INSTRUCTIONS FOR THE TASK. Identify, in the records below, every line where the string "pole" appears, and copy each such line.

··· ENTRIES PROVIDED

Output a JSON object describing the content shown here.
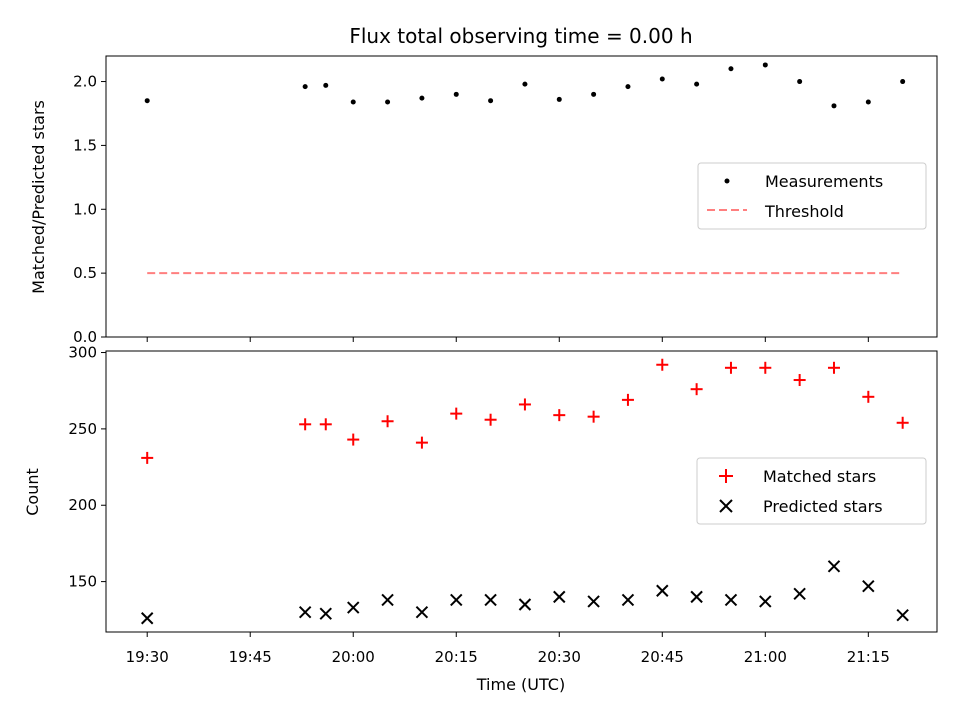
{
  "chart_data": {
    "type": "scatter",
    "title": "Flux total observing time = 0.00 h",
    "xlabel": "Time (UTC)",
    "x_tick_labels": [
      "19:30",
      "19:45",
      "20:00",
      "20:15",
      "20:30",
      "20:45",
      "21:00",
      "21:15"
    ],
    "x_minor_ticks": [
      "19:30",
      "19:45",
      "20:00",
      "20:15",
      "20:30",
      "20:45",
      "21:00",
      "21:15"
    ],
    "xlim": [
      "19:24",
      "21:25"
    ],
    "times": [
      "19:30",
      "19:53",
      "19:56",
      "20:00",
      "20:05",
      "20:10",
      "20:15",
      "20:20",
      "20:25",
      "20:30",
      "20:35",
      "20:40",
      "20:45",
      "20:50",
      "20:55",
      "21:00",
      "21:05",
      "21:10",
      "21:15",
      "21:20"
    ],
    "panels": [
      {
        "ylabel": "Matched/Predicted stars",
        "ylim": [
          0,
          2.2
        ],
        "y_ticks": [
          0.0,
          0.5,
          1.0,
          1.5,
          2.0
        ],
        "y_tick_labels": [
          "0.0",
          "0.5",
          "1.0",
          "1.5",
          "2.0"
        ],
        "legend_position": "center-right",
        "series": [
          {
            "name": "Measurements",
            "marker": "dot",
            "color": "#000000",
            "values": [
              1.85,
              1.96,
              1.97,
              1.84,
              1.84,
              1.87,
              1.9,
              1.85,
              1.98,
              1.86,
              1.9,
              1.96,
              2.02,
              1.98,
              2.1,
              2.13,
              2.0,
              1.81,
              1.84,
              2.0
            ]
          },
          {
            "name": "Threshold",
            "marker": "dashed-line",
            "color": "#ff7f7f",
            "x_range": [
              "19:30",
              "21:20"
            ],
            "values": [
              0.5,
              0.5
            ]
          }
        ]
      },
      {
        "ylabel": "Count",
        "ylim": [
          117,
          301
        ],
        "y_ticks": [
          150,
          200,
          250,
          300
        ],
        "y_tick_labels": [
          "150",
          "200",
          "250",
          "300"
        ],
        "legend_position": "center-right",
        "series": [
          {
            "name": "Matched stars",
            "marker": "plus",
            "color": "#ff0000",
            "values": [
              231,
              253,
              253,
              243,
              255,
              241,
              260,
              256,
              266,
              259,
              258,
              269,
              292,
              276,
              290,
              290,
              282,
              290,
              271,
              254
            ]
          },
          {
            "name": "Predicted stars",
            "marker": "x",
            "color": "#000000",
            "values": [
              126,
              130,
              129,
              133,
              138,
              130,
              138,
              138,
              135,
              140,
              137,
              138,
              144,
              140,
              138,
              137,
              142,
              160,
              147,
              128
            ]
          }
        ]
      }
    ]
  }
}
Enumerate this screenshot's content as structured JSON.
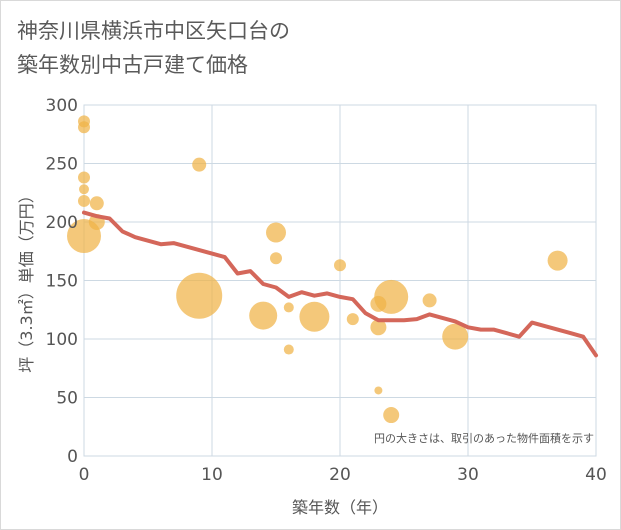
{
  "title_line1": "神奈川県横浜市中区矢口台の",
  "title_line2": "築年数別中古戸建て価格",
  "chart_data": {
    "type": "scatter",
    "title": "神奈川県横浜市中区矢口台の築年数別中古戸建て価格",
    "xlabel": "築年数（年）",
    "ylabel": "坪（3.3㎡）単価（万円）",
    "xlim": [
      0,
      40
    ],
    "ylim": [
      0,
      300
    ],
    "xticks": [
      0,
      10,
      20,
      30,
      40
    ],
    "yticks": [
      0,
      50,
      100,
      150,
      200,
      250,
      300
    ],
    "grid": true,
    "note": "円の大きさは、取引のあった物件面積を示す",
    "colors": {
      "bubble": "#f0b347",
      "line": "#d4675a",
      "grid": "#cdd9e3"
    },
    "bubbles": [
      {
        "x": 0,
        "y": 286,
        "size": 6
      },
      {
        "x": 0,
        "y": 281,
        "size": 6
      },
      {
        "x": 0,
        "y": 238,
        "size": 6
      },
      {
        "x": 0,
        "y": 228,
        "size": 5
      },
      {
        "x": 0,
        "y": 218,
        "size": 6
      },
      {
        "x": 0,
        "y": 188,
        "size": 17
      },
      {
        "x": 1,
        "y": 216,
        "size": 7
      },
      {
        "x": 1,
        "y": 200,
        "size": 8
      },
      {
        "x": 9,
        "y": 249,
        "size": 7
      },
      {
        "x": 9,
        "y": 137,
        "size": 23
      },
      {
        "x": 14,
        "y": 120,
        "size": 14
      },
      {
        "x": 15,
        "y": 191,
        "size": 10
      },
      {
        "x": 15,
        "y": 169,
        "size": 6
      },
      {
        "x": 16,
        "y": 127,
        "size": 5
      },
      {
        "x": 16,
        "y": 91,
        "size": 5
      },
      {
        "x": 18,
        "y": 119,
        "size": 15
      },
      {
        "x": 20,
        "y": 163,
        "size": 6
      },
      {
        "x": 21,
        "y": 117,
        "size": 6
      },
      {
        "x": 23,
        "y": 130,
        "size": 8
      },
      {
        "x": 23,
        "y": 110,
        "size": 8
      },
      {
        "x": 23,
        "y": 56,
        "size": 4
      },
      {
        "x": 24,
        "y": 136,
        "size": 17
      },
      {
        "x": 24,
        "y": 35,
        "size": 8
      },
      {
        "x": 27,
        "y": 133,
        "size": 7
      },
      {
        "x": 29,
        "y": 102,
        "size": 13
      },
      {
        "x": 37,
        "y": 167,
        "size": 10
      }
    ],
    "line": {
      "x": [
        0,
        1,
        2,
        3,
        4,
        5,
        6,
        7,
        8,
        9,
        10,
        11,
        12,
        13,
        14,
        15,
        16,
        17,
        18,
        19,
        20,
        21,
        22,
        23,
        24,
        25,
        26,
        27,
        28,
        29,
        30,
        31,
        32,
        33,
        34,
        35,
        36,
        37,
        38,
        39,
        40
      ],
      "y": [
        208,
        205,
        203,
        192,
        187,
        184,
        181,
        182,
        179,
        176,
        173,
        170,
        156,
        158,
        147,
        144,
        136,
        140,
        137,
        139,
        136,
        134,
        122,
        116,
        116,
        116,
        117,
        121,
        118,
        115,
        110,
        108,
        108,
        105,
        102,
        114,
        111,
        108,
        105,
        102,
        86
      ]
    }
  }
}
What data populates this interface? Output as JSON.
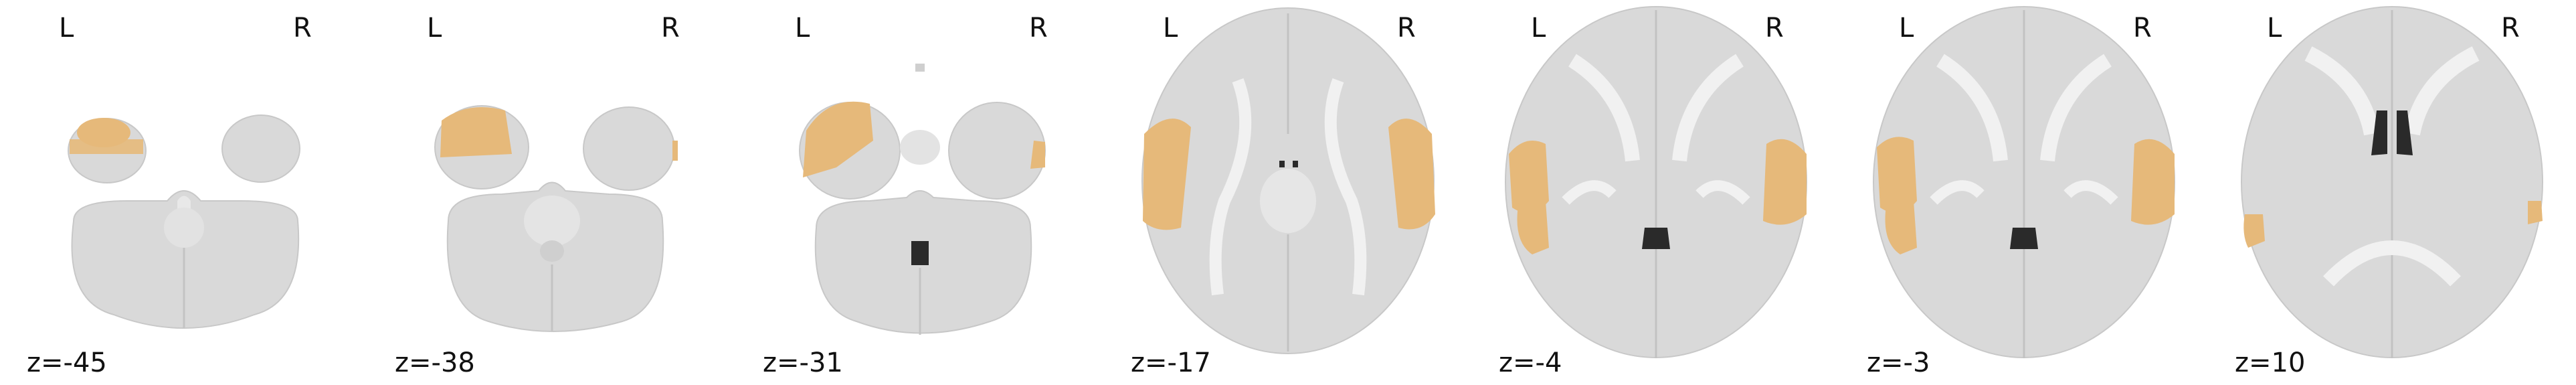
{
  "figure": {
    "background": "#ffffff",
    "brain_color": "#d9d9d9",
    "brain_edge_color": "#c8c8c8",
    "white_matter_color": "#f1f1f1",
    "ventricle_color": "#2a2a2a",
    "overlay_color": "#e6b97a",
    "orientation_left": "L",
    "orientation_right": "R",
    "slices": [
      {
        "label": "z=-45",
        "view": "axial",
        "overlay": "left-cerebellar-temporal"
      },
      {
        "label": "z=-38",
        "view": "axial",
        "overlay": "left-temporal-pole"
      },
      {
        "label": "z=-31",
        "view": "axial",
        "overlay": "bilateral-temporal-pole"
      },
      {
        "label": "z=-17",
        "view": "axial",
        "overlay": "bilateral-lateral-temporal"
      },
      {
        "label": "z=-4",
        "view": "axial",
        "overlay": "bilateral-superior-temporal"
      },
      {
        "label": "z=-3",
        "view": "axial",
        "overlay": "bilateral-superior-temporal"
      },
      {
        "label": "z=10",
        "view": "axial",
        "overlay": "bilateral-edge-temporal"
      }
    ]
  }
}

······

RESPONSE TO THE EXERCISE.
        "overlay": "left-temporal-pole"
        "overlay": "bilateral-temporal-pole"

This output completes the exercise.